-- Excerpt from a dataset --
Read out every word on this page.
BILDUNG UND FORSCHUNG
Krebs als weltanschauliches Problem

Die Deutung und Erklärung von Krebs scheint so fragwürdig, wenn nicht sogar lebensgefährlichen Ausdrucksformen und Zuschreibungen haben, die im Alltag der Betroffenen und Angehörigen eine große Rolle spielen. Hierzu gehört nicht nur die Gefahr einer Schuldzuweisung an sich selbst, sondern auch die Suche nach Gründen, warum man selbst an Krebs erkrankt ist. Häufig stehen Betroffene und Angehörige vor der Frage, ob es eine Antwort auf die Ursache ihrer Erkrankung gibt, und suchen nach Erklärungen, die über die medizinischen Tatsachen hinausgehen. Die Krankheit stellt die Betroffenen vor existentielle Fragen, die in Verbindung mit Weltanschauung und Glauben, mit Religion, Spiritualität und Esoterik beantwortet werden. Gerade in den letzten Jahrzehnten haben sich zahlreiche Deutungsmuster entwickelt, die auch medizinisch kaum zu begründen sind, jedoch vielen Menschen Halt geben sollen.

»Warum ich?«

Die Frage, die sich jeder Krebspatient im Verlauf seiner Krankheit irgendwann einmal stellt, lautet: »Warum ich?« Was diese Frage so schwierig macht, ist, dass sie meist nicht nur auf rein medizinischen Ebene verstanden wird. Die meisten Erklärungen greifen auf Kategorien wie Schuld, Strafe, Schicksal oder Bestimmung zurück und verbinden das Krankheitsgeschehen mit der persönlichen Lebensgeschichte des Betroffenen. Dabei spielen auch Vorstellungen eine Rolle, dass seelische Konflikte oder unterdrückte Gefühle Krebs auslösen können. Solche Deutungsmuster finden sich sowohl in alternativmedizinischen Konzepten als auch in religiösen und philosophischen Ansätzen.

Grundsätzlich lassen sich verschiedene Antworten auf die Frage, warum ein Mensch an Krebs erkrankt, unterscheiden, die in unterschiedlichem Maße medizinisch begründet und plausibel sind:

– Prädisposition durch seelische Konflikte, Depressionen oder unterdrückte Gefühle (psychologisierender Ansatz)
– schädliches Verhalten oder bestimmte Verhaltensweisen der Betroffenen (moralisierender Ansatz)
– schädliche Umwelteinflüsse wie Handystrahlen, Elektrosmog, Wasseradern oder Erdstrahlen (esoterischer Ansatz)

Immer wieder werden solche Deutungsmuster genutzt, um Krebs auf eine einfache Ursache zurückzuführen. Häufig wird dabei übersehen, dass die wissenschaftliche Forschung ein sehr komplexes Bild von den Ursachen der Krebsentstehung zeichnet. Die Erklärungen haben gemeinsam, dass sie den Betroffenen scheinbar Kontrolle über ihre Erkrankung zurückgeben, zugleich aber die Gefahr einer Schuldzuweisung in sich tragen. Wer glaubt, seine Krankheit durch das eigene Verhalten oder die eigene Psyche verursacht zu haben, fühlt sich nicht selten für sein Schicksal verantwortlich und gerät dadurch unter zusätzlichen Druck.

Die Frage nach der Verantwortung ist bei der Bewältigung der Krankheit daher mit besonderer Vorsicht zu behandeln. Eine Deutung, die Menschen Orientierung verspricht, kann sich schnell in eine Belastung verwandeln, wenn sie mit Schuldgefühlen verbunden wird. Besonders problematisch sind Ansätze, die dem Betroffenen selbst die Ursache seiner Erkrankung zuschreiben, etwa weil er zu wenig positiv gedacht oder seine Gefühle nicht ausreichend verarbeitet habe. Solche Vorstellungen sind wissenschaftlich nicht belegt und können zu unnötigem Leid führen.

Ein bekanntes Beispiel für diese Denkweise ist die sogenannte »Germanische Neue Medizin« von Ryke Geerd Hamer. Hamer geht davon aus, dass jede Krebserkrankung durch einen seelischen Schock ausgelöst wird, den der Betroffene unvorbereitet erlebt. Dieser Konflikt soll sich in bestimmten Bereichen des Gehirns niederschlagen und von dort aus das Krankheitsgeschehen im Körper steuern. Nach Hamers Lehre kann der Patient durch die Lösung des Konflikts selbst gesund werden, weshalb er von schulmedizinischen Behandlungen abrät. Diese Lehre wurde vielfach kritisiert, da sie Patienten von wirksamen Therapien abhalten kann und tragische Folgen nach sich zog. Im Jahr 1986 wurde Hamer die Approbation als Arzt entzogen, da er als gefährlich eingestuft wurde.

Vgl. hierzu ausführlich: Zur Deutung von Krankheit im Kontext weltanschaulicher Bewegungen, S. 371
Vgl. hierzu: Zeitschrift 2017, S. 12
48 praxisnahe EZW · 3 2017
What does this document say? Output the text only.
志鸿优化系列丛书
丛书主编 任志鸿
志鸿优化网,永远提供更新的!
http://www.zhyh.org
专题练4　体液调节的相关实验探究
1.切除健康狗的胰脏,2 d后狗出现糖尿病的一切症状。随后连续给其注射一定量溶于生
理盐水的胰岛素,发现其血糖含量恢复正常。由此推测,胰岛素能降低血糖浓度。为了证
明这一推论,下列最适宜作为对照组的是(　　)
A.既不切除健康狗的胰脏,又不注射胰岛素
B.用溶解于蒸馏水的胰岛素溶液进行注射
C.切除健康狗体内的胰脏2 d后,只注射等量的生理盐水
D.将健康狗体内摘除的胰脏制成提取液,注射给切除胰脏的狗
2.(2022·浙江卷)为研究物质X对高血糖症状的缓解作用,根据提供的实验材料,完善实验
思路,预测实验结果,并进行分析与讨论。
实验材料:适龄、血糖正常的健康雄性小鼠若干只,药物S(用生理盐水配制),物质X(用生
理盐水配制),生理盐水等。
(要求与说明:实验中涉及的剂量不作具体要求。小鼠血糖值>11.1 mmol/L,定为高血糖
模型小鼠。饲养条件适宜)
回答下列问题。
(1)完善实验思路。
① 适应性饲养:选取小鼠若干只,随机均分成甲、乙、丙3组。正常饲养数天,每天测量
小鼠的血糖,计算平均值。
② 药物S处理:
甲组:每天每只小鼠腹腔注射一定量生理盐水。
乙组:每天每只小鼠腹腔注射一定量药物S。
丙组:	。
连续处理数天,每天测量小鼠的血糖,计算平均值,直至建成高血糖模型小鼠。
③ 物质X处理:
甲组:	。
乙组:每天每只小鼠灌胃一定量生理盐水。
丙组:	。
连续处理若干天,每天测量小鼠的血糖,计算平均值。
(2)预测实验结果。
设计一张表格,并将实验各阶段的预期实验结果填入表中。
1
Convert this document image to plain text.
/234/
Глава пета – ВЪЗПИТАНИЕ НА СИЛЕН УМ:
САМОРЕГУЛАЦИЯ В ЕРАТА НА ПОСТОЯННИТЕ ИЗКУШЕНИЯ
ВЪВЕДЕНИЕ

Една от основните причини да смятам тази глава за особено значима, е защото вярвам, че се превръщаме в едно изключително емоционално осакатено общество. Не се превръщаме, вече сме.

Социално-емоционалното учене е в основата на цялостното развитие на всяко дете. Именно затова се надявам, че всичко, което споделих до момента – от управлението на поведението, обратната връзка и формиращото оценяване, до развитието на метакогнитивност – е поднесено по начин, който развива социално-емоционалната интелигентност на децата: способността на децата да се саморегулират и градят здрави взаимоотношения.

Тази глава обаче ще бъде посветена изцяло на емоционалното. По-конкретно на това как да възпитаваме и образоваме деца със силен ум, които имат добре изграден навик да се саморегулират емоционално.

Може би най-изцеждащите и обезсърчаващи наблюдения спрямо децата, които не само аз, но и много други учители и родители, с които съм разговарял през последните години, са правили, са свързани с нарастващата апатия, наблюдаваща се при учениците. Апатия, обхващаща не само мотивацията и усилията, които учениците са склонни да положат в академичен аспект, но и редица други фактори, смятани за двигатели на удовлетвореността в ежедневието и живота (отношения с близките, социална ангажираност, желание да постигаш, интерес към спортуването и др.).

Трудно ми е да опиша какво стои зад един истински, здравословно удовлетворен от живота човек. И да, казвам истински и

-- Problem to solve --
Of the lines in the listing above, how many hold the string "durch"? Reply with the number only.

-- Solution to this exercise --
3